## DIRECTIVE
For every line in the data below that contains "type", copy the line.

## DATASET RECORDS
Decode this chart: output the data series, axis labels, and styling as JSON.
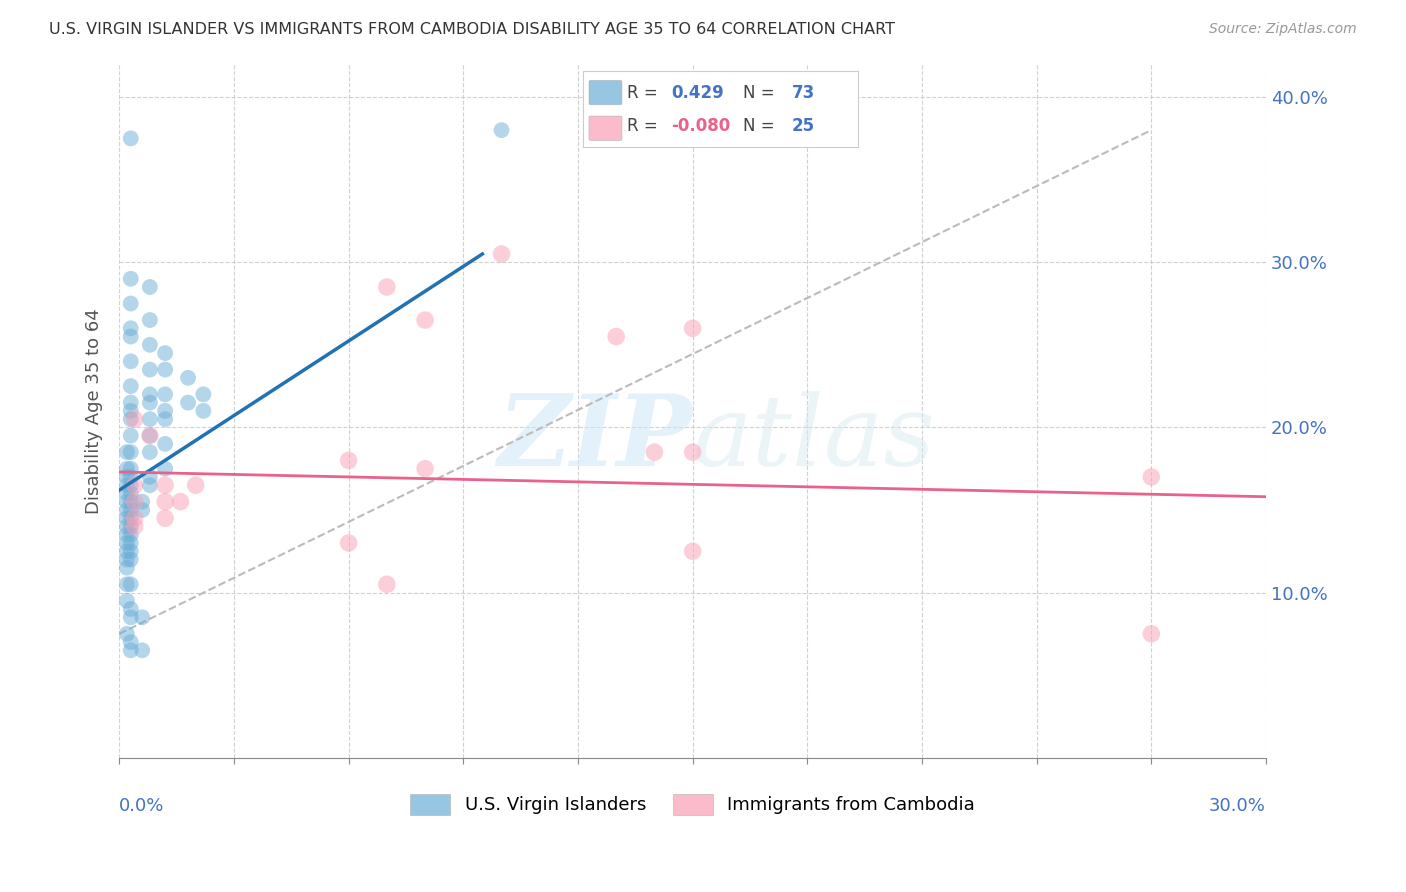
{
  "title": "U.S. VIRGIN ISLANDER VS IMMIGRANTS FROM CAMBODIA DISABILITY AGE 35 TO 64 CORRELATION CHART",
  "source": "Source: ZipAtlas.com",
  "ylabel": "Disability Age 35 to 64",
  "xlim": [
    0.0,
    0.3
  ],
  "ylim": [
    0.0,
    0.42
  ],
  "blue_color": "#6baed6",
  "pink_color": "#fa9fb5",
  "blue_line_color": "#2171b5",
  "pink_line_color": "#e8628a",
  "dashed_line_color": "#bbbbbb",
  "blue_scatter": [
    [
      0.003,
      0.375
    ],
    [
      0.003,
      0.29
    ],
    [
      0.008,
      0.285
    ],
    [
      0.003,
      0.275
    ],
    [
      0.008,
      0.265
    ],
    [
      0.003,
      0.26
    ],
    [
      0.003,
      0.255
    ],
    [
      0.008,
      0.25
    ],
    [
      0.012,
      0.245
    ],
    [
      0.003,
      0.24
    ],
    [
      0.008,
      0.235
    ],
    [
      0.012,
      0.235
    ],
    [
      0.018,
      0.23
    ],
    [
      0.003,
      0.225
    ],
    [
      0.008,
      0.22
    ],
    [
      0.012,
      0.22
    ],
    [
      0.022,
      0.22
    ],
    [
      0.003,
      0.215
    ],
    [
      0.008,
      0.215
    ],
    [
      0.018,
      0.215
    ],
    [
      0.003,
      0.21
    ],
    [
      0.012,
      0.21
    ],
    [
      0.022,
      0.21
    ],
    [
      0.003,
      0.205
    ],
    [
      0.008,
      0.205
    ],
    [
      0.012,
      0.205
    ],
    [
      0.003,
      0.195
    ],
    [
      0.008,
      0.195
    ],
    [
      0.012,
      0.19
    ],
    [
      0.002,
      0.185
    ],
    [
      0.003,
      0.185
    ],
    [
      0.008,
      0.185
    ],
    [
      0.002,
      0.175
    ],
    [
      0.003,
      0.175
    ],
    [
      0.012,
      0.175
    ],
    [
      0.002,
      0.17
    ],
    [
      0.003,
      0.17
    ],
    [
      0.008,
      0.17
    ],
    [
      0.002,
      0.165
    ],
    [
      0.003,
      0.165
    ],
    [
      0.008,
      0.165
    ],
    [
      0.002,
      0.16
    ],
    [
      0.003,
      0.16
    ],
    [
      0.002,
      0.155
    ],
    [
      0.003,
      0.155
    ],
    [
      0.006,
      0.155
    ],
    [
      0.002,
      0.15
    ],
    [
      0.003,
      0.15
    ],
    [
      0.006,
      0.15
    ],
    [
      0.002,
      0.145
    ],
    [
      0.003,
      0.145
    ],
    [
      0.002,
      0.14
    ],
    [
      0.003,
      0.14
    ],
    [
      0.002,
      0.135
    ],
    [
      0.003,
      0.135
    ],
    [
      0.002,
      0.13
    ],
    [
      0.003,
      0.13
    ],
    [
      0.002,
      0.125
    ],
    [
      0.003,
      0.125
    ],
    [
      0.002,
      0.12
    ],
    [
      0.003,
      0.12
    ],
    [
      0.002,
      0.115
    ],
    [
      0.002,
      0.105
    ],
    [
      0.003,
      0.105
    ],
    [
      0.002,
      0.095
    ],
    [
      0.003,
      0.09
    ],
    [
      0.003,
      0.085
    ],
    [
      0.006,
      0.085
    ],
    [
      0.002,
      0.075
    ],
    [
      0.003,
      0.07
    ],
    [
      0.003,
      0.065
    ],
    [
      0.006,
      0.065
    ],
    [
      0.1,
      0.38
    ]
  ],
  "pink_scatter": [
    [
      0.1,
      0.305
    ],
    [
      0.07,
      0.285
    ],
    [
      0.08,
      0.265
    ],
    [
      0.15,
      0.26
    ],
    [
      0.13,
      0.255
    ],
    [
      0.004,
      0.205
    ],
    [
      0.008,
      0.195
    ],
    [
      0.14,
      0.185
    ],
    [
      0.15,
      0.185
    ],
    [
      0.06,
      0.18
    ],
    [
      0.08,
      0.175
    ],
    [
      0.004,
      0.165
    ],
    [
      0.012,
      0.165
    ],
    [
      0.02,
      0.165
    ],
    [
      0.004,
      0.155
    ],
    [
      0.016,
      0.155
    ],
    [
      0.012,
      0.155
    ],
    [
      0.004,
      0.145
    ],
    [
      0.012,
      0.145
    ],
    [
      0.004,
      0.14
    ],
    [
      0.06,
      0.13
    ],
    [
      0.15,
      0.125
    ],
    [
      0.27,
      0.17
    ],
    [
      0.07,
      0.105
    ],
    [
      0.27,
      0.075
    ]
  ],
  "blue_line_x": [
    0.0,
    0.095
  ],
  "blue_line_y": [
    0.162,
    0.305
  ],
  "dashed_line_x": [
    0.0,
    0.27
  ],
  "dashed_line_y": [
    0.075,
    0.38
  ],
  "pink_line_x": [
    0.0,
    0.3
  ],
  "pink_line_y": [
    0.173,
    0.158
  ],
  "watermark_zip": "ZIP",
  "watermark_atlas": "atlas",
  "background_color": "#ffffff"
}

...

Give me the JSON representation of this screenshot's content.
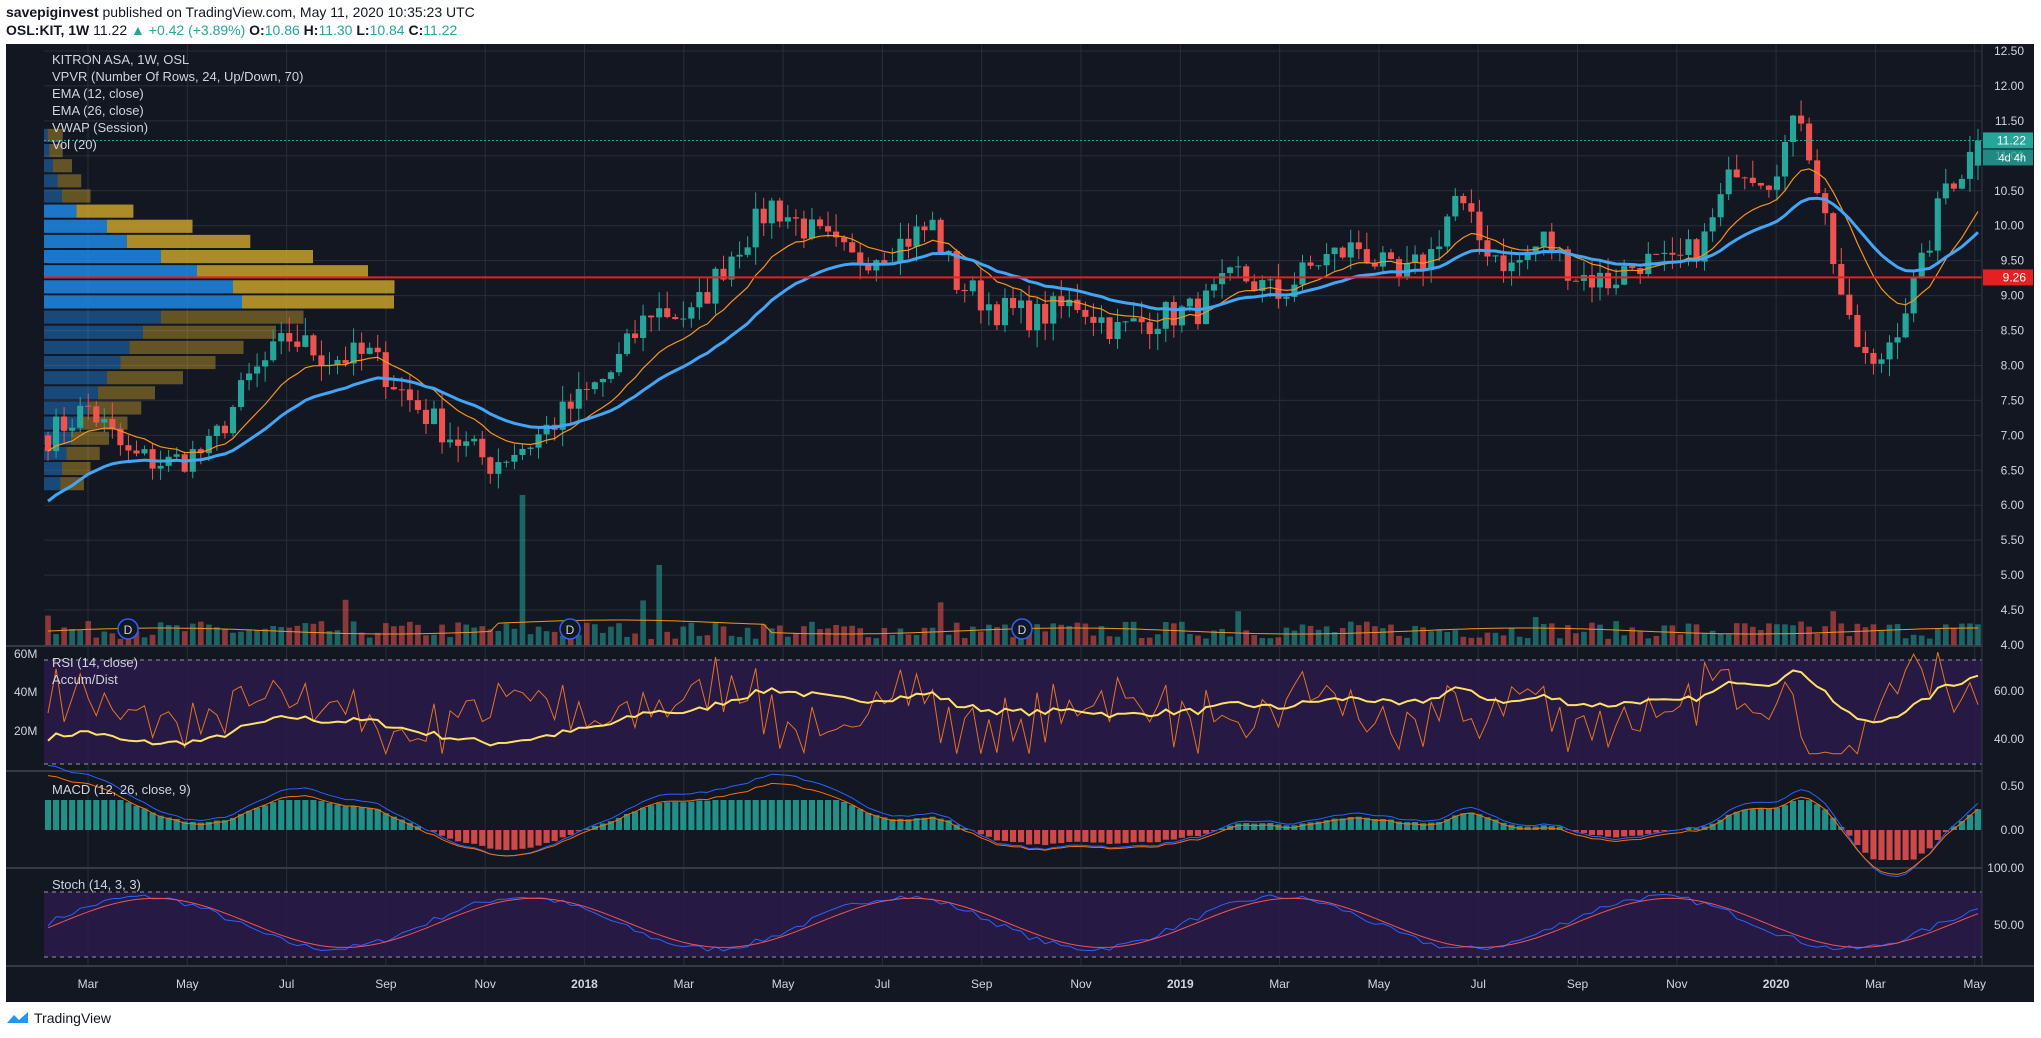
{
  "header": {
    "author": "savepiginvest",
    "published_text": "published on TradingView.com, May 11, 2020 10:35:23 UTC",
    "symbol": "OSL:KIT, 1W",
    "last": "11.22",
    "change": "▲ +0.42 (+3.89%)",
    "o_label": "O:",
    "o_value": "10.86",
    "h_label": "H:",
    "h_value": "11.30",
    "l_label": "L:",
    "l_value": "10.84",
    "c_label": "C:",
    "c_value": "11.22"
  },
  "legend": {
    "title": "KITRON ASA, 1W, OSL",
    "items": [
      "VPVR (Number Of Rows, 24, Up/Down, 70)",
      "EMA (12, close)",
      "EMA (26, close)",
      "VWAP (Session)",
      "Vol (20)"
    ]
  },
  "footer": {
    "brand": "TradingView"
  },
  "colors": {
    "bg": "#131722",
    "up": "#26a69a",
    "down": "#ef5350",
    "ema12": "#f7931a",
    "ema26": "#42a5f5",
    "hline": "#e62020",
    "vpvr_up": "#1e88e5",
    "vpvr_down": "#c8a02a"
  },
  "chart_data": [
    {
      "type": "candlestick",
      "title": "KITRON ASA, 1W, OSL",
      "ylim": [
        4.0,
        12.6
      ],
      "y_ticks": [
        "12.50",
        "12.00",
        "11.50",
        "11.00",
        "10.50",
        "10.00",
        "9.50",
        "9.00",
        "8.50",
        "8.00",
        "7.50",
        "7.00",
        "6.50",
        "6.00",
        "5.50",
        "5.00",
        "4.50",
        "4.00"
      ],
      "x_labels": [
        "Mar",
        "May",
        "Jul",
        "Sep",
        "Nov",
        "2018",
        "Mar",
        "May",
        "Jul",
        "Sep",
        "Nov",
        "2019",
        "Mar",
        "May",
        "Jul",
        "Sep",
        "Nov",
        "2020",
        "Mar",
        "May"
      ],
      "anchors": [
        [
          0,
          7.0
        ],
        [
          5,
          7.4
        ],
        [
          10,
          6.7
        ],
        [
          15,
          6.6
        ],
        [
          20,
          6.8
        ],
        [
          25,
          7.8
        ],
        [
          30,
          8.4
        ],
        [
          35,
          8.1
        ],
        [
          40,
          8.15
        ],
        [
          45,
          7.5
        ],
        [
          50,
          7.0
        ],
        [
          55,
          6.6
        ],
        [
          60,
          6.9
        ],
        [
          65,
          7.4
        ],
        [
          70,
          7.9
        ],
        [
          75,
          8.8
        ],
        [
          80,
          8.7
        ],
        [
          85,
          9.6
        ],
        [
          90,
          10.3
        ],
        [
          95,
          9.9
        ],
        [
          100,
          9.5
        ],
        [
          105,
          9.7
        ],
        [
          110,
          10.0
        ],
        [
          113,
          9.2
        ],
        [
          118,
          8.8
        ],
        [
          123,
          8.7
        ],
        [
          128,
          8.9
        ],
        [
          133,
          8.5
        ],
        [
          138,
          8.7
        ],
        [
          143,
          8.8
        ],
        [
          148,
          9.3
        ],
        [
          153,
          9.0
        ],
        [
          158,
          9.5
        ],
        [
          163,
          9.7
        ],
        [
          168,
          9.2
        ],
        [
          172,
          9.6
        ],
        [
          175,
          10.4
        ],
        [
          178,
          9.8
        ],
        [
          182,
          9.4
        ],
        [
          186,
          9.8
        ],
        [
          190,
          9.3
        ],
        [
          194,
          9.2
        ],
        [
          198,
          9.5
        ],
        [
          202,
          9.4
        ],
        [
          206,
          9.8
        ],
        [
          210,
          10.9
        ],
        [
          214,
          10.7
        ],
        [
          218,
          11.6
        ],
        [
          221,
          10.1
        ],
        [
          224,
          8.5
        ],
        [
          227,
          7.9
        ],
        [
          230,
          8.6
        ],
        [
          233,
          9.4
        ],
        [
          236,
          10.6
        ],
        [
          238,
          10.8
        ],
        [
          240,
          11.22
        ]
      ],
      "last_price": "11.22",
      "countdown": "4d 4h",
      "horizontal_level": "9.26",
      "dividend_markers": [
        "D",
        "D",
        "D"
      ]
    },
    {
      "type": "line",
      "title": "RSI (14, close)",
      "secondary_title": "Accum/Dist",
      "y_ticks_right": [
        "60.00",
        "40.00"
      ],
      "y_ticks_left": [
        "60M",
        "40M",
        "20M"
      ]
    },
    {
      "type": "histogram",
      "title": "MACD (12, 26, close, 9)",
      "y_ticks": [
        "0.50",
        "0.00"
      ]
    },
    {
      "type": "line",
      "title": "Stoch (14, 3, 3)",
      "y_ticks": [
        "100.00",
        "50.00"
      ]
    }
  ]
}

--

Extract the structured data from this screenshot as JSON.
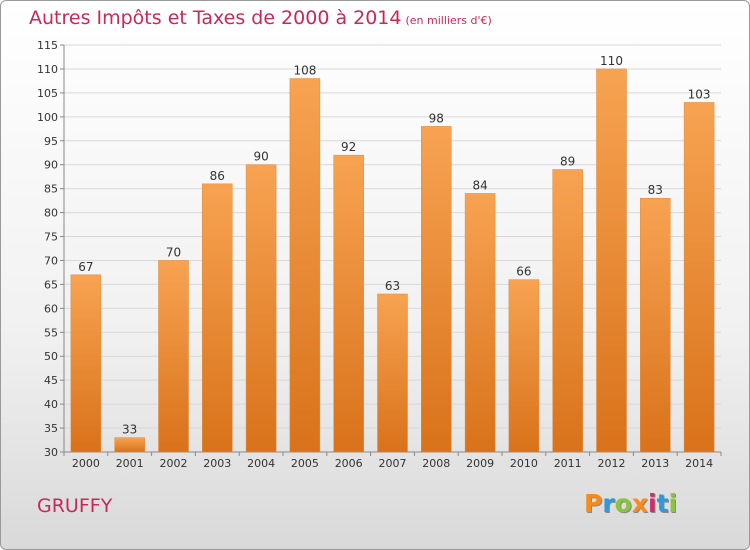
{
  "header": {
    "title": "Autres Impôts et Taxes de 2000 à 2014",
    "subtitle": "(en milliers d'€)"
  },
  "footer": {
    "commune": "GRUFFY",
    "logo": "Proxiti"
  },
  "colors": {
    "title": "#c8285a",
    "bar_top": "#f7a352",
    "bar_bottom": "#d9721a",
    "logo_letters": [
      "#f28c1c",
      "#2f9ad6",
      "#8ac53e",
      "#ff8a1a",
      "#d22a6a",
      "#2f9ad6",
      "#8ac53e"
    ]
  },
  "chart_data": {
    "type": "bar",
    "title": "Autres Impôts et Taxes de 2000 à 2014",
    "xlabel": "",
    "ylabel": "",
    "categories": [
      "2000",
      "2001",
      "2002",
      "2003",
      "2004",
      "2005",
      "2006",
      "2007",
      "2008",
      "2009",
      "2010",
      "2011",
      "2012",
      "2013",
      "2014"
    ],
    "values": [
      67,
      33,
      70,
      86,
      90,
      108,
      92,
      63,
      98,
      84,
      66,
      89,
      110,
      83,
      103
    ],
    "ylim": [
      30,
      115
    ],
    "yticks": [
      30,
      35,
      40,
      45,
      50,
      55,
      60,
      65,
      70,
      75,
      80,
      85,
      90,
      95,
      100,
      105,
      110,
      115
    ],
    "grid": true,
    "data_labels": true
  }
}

## RESPONSE TO THE EXERCISE
      "type": "candlestick",
      "type": "line",
      "type": "histogram",
      "type": "line",
    "type": "bar",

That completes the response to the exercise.